* Dataset extract *
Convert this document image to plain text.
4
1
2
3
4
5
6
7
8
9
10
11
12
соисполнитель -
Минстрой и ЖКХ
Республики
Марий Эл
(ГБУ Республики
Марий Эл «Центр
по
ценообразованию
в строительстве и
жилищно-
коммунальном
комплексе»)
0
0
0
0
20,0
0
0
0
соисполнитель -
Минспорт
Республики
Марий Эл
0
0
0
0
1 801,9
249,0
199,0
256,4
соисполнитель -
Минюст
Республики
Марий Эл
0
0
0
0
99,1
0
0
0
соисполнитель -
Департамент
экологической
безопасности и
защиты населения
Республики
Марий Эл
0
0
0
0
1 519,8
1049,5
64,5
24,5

* Task statement *
Your task is to transcribe the material exactly.

* Reply to the exercise *
Convert this document image to plain text.
4
1
2
3
4
5
6
7
8
9
10
11
12
соисполнитель -
Минстрой и ЖКХ
Республики
Марий Эл
(ГБУ Республики
Марий Эл «Центр
по
ценообразованию
в строительстве и
жилищно-
коммунальном
комплексе»)
0
0
0
0
20,0
0
0
0
соисполнитель -
Минспорт
Республики
Марий Эл
0
0
0
0
1 801,9
249,0
199,0
256,4
соисполнитель -
Минюст
Республики
Марий Эл
0
0
0
0
99,1
0
0
0
соисполнитель -
Департамент
экологической
безопасности и
защиты населения
Республики
Марий Эл
0
0
0
0
1 519,8
1049,5
64,5
24,5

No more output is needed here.